___ DATA SUPPLIED

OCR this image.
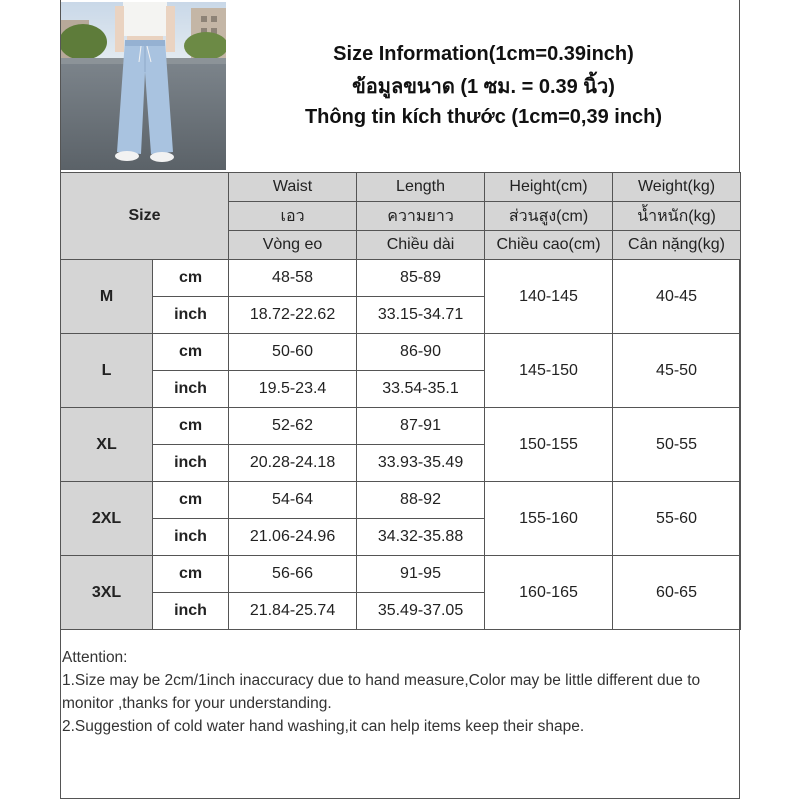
Size Information(1cm=0.39inch)
ข้อมูลขนาด (1 ซม. = 0.39 นิ้ว)
Thông tin kích thước (1cm=0,39 inch)
Size		Waist	Length	Height(cm)	Weight(kg)
		เอว	ความยาว	ส่วนสูง(cm)	น้ำหนัก(kg)
		Vòng eo	Chiều dài	Chiều cao(cm)	Cân nặng(kg)
M	cm	48-58	85-89	140-145	40-45
	inch	18.72-22.62	33.15-34.71		
L	cm	50-60	86-90	145-150	45-50
	inch	19.5-23.4	33.54-35.1		
XL	cm	52-62	87-91	150-155	50-55
	inch	20.28-24.18	33.93-35.49		
2XL	cm	54-64	88-92	155-160	55-60
	inch	21.06-24.96	34.32-35.88		
3XL	cm	56-66	91-95	160-165	60-65
	inch	21.84-25.74	35.49-37.05		
Attention:
1.Size may be 2cm/1inch inaccuracy due to hand measure,Color may be little different due to monitor ,thanks for your understanding.
2.Suggestion of cold water hand washing,it can help items keep their shape.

______

**EXERCISE AIM**
Go through the records line by line and count those containing the string "Size". Give only the total.

**EXERCISE OUTPUT**
3